───── EXCERTO PARA LER ─────

Desde que assumiu, em 1963, a direcção do Notícias da Amadora, os Serviços de Censura, apesar de ser com ele que os censores, o Secretariado Nacional de Informação, Cultura Popular e Turismo (SNI) e, posteriormente, a Secretaria de Estado da Informação e Turismo (SEIT) tratavam de todas as questões que ao jornal diziam respeito, negaram-lhe sempre que constasse como proprietário, editor e director do Notícias da Amadora.
No seu primeiro editorial, em 26 de Junho de 1963, Orlando Gonçalves anunciou o objectivo de editar um jornal que servisse o público tendo a verdade como postulado e a razão e a justiça seriam o seu norte. O jornal constituiu a partir de então a sua principal forma de intervenção política. A escrita, enquanto informação, deveria disseminar conhecimento que se tornasse útil aos leitores.
Passados sete anos, já com oficinas gráficas próprias, o jornal passou a ter expansão e distribuição nacional.

───── MATERIAL RECOLHIDO ─────

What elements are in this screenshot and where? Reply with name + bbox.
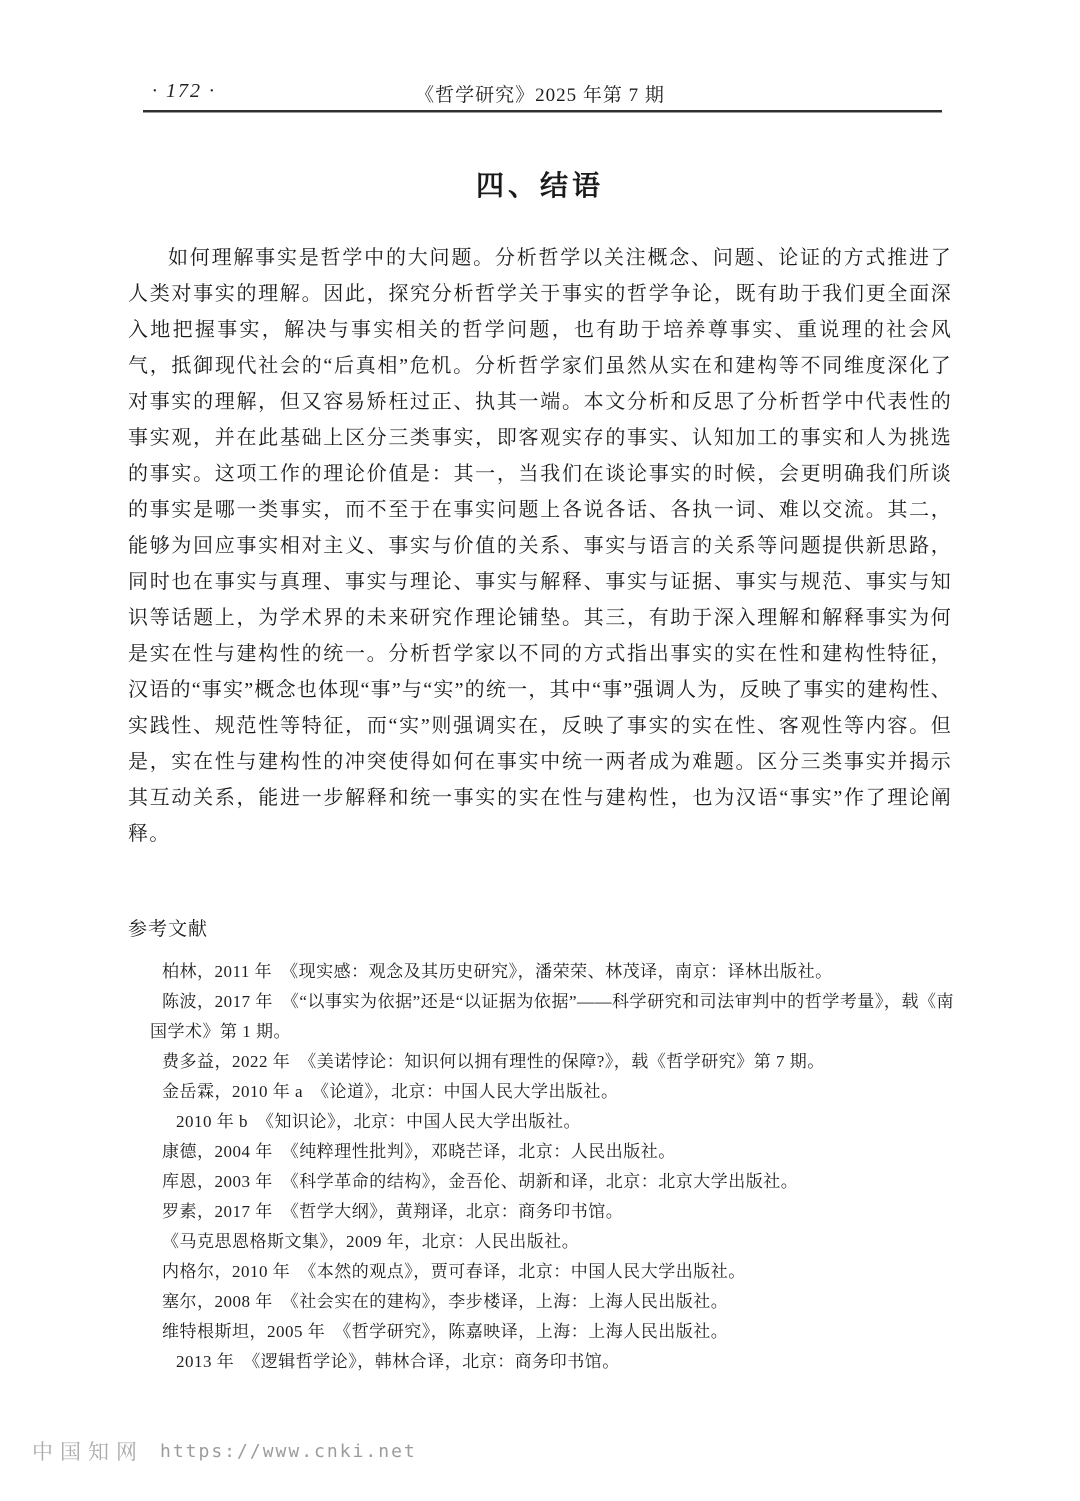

─────

> _TAREFAS_:
1 - Transcreva do excerto sobre o Notícias da Amadora o trecho que vai de "No seu primeiro" até "útil aos leitores.".
2 - Segundo o excerto, com que propósito Orlando Gonçalves se propôs editar o jornal no seu primeiro editorial? Explique em uma a três frases.
Baseie-se unicamente no excerto, sem recorrer à listagem.

> _RESULTADOS FINAIS_:
1 -
No seu primeiro editorial, em 26 de Junho de 1963, Orlando Gonçalves anunciou o objectivo de editar um jornal que servisse o público tendo a verdade como postulado e a razão e a justiça seriam o seu norte. O jornal constituiu a partir de então a sua principal forma de intervenção política. A escrita, enquanto informação, deveria disseminar conhecimento que se tornasse útil aos leitores.

2 - No primeiro editorial, de 26 de Junho de 1963, Orlando Gonçalves anunciou o objectivo de editar um jornal que servisse o público, com a verdade como postulado e a razão e a justiça como norte. A escrita, enquanto informação, deveria disseminar conhecimento útil aos leitores.